INSTRUCTIONS TO FOLLOW :: Seek out every line containing the word "name", and copy each.

INFORMATION GIVEN ::
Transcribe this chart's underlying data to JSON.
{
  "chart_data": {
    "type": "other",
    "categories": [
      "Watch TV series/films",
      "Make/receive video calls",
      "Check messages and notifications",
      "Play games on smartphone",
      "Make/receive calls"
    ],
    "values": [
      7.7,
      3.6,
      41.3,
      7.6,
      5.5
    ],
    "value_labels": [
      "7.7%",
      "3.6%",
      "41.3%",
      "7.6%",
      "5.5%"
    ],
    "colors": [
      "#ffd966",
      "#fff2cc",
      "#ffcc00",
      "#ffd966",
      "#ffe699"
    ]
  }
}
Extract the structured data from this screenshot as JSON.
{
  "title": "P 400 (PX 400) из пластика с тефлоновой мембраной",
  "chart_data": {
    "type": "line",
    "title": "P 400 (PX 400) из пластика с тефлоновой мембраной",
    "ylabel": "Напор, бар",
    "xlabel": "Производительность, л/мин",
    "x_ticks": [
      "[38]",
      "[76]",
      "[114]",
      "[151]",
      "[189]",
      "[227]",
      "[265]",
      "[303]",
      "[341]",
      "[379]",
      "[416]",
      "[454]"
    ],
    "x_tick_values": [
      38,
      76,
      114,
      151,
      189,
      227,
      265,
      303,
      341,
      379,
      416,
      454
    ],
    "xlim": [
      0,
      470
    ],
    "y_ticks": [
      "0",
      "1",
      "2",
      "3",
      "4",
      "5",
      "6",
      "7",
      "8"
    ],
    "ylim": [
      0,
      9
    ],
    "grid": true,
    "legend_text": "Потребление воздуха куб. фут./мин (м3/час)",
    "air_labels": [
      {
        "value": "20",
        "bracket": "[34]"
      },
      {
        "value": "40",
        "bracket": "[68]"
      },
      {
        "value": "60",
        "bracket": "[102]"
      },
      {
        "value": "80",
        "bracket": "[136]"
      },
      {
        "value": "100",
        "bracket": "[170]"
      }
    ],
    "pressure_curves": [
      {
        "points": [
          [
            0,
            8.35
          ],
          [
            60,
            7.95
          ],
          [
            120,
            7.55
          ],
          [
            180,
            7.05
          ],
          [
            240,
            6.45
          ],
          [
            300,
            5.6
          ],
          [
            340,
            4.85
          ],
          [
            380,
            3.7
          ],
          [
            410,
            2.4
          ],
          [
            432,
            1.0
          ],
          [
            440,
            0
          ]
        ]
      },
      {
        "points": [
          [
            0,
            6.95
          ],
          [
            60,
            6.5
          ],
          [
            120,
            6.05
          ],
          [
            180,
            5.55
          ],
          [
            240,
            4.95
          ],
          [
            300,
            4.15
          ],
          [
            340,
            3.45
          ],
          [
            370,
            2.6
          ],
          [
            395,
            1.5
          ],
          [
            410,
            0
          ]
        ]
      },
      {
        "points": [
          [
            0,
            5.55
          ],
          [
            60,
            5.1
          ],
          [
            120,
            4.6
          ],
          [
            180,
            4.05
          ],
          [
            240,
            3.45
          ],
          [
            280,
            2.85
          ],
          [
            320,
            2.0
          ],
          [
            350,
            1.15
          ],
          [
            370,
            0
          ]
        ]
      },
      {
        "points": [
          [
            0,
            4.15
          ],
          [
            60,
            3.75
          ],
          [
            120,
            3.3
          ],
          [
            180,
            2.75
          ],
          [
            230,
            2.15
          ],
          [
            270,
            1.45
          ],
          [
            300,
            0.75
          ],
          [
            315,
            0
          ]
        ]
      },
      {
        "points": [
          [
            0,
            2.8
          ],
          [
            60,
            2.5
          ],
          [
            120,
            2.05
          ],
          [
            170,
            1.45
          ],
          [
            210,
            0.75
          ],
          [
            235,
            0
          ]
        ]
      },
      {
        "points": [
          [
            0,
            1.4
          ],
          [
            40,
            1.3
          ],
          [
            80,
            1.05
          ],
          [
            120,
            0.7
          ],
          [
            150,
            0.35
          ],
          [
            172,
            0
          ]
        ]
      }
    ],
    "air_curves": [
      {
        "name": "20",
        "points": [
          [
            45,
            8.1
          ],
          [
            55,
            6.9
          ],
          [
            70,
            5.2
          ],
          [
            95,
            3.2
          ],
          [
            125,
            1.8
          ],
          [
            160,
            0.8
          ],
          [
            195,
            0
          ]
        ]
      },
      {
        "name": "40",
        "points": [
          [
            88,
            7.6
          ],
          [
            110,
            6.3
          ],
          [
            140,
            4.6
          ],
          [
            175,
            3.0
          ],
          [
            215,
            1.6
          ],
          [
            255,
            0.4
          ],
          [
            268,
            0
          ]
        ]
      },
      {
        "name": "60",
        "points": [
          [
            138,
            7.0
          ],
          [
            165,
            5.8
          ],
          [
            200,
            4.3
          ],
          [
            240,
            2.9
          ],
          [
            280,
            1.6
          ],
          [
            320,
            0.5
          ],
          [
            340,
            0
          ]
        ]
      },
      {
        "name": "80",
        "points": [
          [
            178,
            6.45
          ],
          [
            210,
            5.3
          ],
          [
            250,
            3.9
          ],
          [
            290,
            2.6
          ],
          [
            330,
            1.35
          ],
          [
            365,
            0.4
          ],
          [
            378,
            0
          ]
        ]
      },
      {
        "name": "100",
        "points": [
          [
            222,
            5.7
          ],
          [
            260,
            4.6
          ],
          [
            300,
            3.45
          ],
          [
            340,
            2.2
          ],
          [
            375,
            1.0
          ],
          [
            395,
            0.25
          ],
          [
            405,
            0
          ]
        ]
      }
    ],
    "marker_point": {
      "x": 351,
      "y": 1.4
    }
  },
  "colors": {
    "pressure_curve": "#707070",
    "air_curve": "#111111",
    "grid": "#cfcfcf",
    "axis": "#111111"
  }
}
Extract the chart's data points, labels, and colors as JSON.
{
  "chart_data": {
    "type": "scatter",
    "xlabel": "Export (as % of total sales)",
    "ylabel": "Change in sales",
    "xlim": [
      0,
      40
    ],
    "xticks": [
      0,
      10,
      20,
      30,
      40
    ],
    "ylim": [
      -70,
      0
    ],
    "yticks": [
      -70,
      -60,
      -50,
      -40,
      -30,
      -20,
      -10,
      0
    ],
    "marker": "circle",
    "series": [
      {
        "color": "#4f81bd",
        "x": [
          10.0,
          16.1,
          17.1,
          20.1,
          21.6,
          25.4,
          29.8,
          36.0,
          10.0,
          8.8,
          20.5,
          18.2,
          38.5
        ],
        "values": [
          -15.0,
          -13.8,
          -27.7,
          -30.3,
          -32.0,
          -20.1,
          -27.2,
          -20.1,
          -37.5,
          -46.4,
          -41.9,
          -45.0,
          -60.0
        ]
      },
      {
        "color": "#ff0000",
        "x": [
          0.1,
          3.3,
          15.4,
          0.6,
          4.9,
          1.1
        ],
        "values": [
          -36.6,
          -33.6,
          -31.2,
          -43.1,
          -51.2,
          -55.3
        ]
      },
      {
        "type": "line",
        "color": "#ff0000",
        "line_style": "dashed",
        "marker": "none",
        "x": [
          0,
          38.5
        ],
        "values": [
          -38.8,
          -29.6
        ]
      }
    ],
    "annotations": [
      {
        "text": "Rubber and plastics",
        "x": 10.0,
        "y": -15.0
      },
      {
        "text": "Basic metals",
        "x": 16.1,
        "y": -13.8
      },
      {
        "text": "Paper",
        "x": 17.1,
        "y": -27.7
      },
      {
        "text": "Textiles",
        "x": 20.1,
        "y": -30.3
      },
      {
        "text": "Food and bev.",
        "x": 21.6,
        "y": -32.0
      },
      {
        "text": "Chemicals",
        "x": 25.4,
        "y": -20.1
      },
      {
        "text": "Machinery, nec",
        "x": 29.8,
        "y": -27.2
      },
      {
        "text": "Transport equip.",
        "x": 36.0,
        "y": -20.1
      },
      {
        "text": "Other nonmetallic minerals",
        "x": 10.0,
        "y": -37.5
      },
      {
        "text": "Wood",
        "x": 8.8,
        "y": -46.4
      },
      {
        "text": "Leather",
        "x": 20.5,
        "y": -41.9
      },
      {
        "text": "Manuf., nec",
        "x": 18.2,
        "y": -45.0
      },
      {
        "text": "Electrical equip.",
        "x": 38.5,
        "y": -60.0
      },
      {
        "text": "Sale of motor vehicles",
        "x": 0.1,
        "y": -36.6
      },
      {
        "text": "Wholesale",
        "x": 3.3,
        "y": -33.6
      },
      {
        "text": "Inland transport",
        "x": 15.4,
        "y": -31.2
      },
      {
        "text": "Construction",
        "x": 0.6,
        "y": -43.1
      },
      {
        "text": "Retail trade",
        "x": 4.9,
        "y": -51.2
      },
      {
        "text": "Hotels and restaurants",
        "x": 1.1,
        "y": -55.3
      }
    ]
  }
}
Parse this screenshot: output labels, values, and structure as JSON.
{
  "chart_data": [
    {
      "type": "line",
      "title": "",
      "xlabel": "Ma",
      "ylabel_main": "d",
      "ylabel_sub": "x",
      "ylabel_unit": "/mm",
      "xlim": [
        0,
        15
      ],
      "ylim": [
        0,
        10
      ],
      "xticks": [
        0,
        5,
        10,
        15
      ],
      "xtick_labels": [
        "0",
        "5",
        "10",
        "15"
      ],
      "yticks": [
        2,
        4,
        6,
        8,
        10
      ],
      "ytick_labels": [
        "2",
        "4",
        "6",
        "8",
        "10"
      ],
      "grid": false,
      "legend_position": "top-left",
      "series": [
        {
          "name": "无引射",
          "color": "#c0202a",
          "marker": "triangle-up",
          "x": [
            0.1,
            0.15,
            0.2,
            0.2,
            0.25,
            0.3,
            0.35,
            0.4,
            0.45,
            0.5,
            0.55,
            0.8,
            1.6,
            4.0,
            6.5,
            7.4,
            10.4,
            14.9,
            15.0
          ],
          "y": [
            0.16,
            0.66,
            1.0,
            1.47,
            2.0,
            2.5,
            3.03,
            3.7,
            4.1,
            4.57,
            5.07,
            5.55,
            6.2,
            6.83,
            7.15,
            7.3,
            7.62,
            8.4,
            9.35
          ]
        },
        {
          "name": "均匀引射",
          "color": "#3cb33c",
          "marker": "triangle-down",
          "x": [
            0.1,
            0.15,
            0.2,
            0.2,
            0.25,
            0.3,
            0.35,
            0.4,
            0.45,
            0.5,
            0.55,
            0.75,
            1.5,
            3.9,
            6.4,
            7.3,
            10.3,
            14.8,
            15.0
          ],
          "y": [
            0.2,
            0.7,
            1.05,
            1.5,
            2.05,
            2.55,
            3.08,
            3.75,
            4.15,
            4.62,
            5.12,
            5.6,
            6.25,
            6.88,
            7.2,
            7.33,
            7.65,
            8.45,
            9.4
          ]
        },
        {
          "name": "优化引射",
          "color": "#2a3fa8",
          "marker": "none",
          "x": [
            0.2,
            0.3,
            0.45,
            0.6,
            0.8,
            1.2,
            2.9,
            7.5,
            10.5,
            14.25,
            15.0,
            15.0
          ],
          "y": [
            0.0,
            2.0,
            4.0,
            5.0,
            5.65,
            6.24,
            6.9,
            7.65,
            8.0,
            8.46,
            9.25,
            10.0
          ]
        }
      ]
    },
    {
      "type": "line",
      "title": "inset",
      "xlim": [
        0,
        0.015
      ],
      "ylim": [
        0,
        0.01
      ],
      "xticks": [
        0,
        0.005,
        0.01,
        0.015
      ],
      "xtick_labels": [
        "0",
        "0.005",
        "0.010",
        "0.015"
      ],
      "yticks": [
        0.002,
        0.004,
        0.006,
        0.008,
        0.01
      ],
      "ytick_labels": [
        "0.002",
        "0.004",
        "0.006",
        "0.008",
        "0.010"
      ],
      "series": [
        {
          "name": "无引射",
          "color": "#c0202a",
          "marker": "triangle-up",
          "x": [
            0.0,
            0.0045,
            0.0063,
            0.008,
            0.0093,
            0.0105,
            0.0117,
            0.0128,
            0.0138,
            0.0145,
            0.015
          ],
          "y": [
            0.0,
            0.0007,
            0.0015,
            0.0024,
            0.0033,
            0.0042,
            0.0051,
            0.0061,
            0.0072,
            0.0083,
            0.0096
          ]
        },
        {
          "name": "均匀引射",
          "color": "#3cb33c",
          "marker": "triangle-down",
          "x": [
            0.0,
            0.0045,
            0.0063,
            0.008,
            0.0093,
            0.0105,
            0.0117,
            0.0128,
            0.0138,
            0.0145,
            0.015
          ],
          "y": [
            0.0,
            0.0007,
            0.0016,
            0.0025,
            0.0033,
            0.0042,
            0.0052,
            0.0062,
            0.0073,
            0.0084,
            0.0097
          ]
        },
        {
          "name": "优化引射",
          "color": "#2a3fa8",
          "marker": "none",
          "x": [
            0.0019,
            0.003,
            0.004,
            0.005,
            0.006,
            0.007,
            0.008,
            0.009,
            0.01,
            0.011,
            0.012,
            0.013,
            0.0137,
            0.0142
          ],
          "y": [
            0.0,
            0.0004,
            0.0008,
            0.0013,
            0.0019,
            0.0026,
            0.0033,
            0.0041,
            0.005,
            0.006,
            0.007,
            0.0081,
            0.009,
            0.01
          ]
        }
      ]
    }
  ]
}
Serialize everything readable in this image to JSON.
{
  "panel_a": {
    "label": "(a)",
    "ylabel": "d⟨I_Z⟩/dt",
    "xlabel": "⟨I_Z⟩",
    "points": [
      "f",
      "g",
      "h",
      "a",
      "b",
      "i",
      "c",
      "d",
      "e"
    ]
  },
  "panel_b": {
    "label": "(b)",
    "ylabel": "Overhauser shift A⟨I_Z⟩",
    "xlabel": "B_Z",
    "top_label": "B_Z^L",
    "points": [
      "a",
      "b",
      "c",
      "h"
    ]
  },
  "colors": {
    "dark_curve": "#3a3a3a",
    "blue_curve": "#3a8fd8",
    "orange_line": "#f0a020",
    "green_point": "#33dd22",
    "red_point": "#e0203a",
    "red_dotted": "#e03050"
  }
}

COMPLETE OUTPUT ::
        "name": "20",
        "name": "40",
        "name": "60",
        "name": "80",
        "name": "100",
          "name": "无引射",
          "name": "均匀引射",
          "name": "优化引射",
          "name": "无引射",
          "name": "均匀引射",
          "name": "优化引射",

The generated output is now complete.